== AIM ==
What follows is a set of records; restate each one word for word and drop the pictures.

== RECORDS FOR PROCESSING ==
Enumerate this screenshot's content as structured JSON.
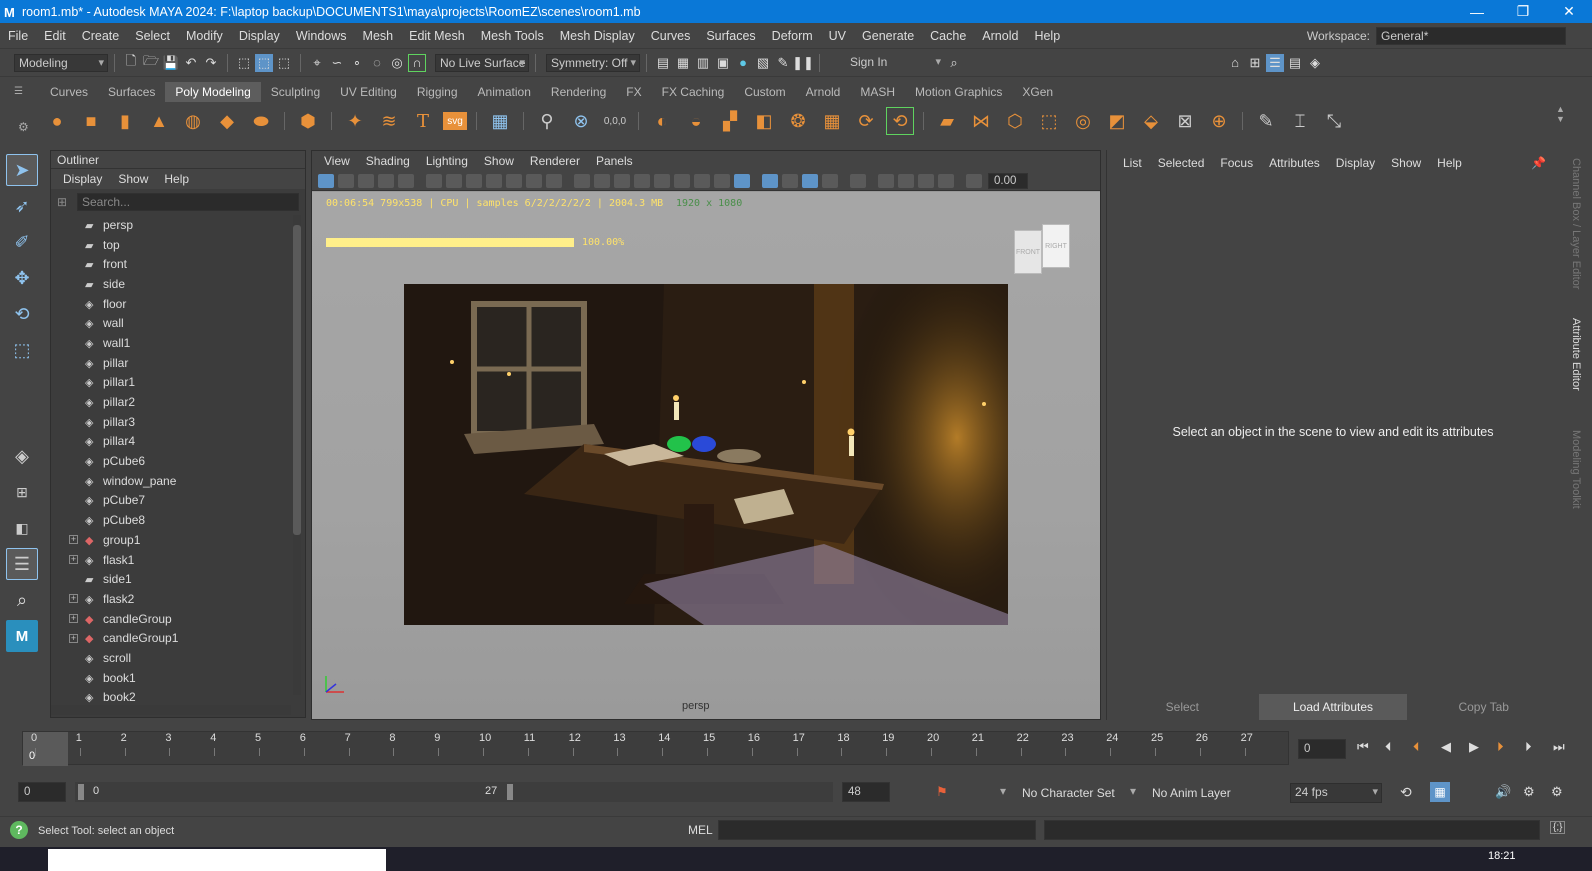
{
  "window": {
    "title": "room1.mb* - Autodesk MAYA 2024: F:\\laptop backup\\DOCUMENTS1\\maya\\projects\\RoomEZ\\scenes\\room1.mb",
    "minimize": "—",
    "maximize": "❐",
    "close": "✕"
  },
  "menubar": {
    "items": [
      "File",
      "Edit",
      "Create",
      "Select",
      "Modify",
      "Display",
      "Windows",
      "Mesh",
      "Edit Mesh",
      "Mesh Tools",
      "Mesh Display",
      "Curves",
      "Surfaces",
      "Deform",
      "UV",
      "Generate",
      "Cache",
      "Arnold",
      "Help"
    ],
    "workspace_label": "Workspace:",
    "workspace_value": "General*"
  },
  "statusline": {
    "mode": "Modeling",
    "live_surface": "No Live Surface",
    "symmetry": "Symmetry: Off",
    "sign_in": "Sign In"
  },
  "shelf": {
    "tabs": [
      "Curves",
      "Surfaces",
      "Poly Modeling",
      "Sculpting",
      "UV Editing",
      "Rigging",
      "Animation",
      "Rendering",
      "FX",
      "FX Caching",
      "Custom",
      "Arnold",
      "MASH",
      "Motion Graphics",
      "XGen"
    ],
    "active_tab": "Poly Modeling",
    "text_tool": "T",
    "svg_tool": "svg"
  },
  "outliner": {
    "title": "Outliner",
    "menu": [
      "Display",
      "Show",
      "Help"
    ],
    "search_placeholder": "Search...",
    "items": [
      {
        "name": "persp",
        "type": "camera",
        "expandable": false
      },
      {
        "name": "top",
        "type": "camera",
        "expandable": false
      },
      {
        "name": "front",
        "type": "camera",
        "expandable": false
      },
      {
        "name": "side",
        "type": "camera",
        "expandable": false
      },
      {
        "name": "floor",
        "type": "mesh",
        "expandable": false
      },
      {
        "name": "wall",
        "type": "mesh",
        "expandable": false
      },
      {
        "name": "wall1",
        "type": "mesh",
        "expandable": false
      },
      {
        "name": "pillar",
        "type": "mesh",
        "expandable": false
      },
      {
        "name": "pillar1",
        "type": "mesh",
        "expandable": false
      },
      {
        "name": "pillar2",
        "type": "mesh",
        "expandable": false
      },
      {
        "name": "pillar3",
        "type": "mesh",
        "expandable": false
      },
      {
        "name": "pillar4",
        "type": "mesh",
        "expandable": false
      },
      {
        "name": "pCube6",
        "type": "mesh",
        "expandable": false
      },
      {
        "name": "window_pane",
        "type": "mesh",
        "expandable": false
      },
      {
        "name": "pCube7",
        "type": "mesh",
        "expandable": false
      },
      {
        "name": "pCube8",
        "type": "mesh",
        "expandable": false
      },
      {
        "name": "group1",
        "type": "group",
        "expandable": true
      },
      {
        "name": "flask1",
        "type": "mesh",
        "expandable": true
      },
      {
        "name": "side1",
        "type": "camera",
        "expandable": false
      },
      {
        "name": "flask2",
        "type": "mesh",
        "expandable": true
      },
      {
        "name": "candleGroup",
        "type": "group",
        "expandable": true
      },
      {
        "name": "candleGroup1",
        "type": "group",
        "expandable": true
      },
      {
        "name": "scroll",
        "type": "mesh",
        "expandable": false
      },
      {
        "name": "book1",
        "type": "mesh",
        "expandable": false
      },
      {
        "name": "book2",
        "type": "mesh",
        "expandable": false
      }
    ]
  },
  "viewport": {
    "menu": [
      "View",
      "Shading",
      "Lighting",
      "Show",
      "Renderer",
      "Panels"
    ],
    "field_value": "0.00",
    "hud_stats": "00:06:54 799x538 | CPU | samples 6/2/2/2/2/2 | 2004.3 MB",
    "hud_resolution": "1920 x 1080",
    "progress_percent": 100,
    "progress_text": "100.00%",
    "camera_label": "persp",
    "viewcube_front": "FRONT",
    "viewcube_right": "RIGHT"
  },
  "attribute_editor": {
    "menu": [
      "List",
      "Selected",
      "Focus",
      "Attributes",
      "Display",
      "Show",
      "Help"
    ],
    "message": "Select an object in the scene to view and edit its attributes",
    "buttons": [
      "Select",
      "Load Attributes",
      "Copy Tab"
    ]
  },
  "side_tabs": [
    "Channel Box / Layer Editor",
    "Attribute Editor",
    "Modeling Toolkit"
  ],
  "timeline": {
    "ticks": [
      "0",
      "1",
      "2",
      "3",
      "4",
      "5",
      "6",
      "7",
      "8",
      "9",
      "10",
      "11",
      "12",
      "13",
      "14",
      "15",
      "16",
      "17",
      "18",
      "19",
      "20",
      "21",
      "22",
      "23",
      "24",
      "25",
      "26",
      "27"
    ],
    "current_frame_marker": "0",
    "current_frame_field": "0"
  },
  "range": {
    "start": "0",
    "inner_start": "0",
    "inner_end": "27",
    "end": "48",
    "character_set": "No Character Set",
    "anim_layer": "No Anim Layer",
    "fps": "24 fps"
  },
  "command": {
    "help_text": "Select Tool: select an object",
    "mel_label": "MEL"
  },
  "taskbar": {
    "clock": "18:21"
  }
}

== RESULT ==
Enumerate this screenshot's content as structured JSON.
{
  "window": {
    "title": "room1.mb* - Autodesk MAYA 2024: F:\\laptop backup\\DOCUMENTS1\\maya\\projects\\RoomEZ\\scenes\\room1.mb",
    "minimize": "—",
    "maximize": "❐",
    "close": "✕"
  },
  "menubar": {
    "items": [
      "File",
      "Edit",
      "Create",
      "Select",
      "Modify",
      "Display",
      "Windows",
      "Mesh",
      "Edit Mesh",
      "Mesh Tools",
      "Mesh Display",
      "Curves",
      "Surfaces",
      "Deform",
      "UV",
      "Generate",
      "Cache",
      "Arnold",
      "Help"
    ],
    "workspace_label": "Workspace:",
    "workspace_value": "General*"
  },
  "statusline": {
    "mode": "Modeling",
    "live_surface": "No Live Surface",
    "symmetry": "Symmetry: Off",
    "sign_in": "Sign In"
  },
  "shelf": {
    "tabs": [
      "Curves",
      "Surfaces",
      "Poly Modeling",
      "Sculpting",
      "UV Editing",
      "Rigging",
      "Animation",
      "Rendering",
      "FX",
      "FX Caching",
      "Custom",
      "Arnold",
      "MASH",
      "Motion Graphics",
      "XGen"
    ],
    "active_tab": "Poly Modeling",
    "text_tool": "T",
    "svg_tool": "svg"
  },
  "outliner": {
    "title": "Outliner",
    "menu": [
      "Display",
      "Show",
      "Help"
    ],
    "search_placeholder": "Search...",
    "items": [
      {
        "name": "persp",
        "type": "camera",
        "expandable": false
      },
      {
        "name": "top",
        "type": "camera",
        "expandable": false
      },
      {
        "name": "front",
        "type": "camera",
        "expandable": false
      },
      {
        "name": "side",
        "type": "camera",
        "expandable": false
      },
      {
        "name": "floor",
        "type": "mesh",
        "expandable": false
      },
      {
        "name": "wall",
        "type": "mesh",
        "expandable": false
      },
      {
        "name": "wall1",
        "type": "mesh",
        "expandable": false
      },
      {
        "name": "pillar",
        "type": "mesh",
        "expandable": false
      },
      {
        "name": "pillar1",
        "type": "mesh",
        "expandable": false
      },
      {
        "name": "pillar2",
        "type": "mesh",
        "expandable": false
      },
      {
        "name": "pillar3",
        "type": "mesh",
        "expandable": false
      },
      {
        "name": "pillar4",
        "type": "mesh",
        "expandable": false
      },
      {
        "name": "pCube6",
        "type": "mesh",
        "expandable": false
      },
      {
        "name": "window_pane",
        "type": "mesh",
        "expandable": false
      },
      {
        "name": "pCube7",
        "type": "mesh",
        "expandable": false
      },
      {
        "name": "pCube8",
        "type": "mesh",
        "expandable": false
      },
      {
        "name": "group1",
        "type": "group",
        "expandable": true
      },
      {
        "name": "flask1",
        "type": "mesh",
        "expandable": true
      },
      {
        "name": "side1",
        "type": "camera",
        "expandable": false
      },
      {
        "name": "flask2",
        "type": "mesh",
        "expandable": true
      },
      {
        "name": "candleGroup",
        "type": "group",
        "expandable": true
      },
      {
        "name": "candleGroup1",
        "type": "group",
        "expandable": true
      },
      {
        "name": "scroll",
        "type": "mesh",
        "expandable": false
      },
      {
        "name": "book1",
        "type": "mesh",
        "expandable": false
      },
      {
        "name": "book2",
        "type": "mesh",
        "expandable": false
      }
    ]
  },
  "viewport": {
    "menu": [
      "View",
      "Shading",
      "Lighting",
      "Show",
      "Renderer",
      "Panels"
    ],
    "field_value": "0.00",
    "hud_stats": "00:06:54 799x538 | CPU | samples 6/2/2/2/2/2 | 2004.3 MB",
    "hud_resolution": "1920 x 1080",
    "progress_percent": 100,
    "progress_text": "100.00%",
    "camera_label": "persp",
    "viewcube_front": "FRONT",
    "viewcube_right": "RIGHT"
  },
  "attribute_editor": {
    "menu": [
      "List",
      "Selected",
      "Focus",
      "Attributes",
      "Display",
      "Show",
      "Help"
    ],
    "message": "Select an object in the scene to view and edit its attributes",
    "buttons": [
      "Select",
      "Load Attributes",
      "Copy Tab"
    ]
  },
  "side_tabs": [
    "Channel Box / Layer Editor",
    "Attribute Editor",
    "Modeling Toolkit"
  ],
  "timeline": {
    "ticks": [
      "0",
      "1",
      "2",
      "3",
      "4",
      "5",
      "6",
      "7",
      "8",
      "9",
      "10",
      "11",
      "12",
      "13",
      "14",
      "15",
      "16",
      "17",
      "18",
      "19",
      "20",
      "21",
      "22",
      "23",
      "24",
      "25",
      "26",
      "27"
    ],
    "current_frame_marker": "0",
    "current_frame_field": "0"
  },
  "range": {
    "start": "0",
    "inner_start": "0",
    "inner_end": "27",
    "end": "48",
    "character_set": "No Character Set",
    "anim_layer": "No Anim Layer",
    "fps": "24 fps"
  },
  "command": {
    "help_text": "Select Tool: select an object",
    "mel_label": "MEL"
  },
  "taskbar": {
    "clock": "18:21"
  }
}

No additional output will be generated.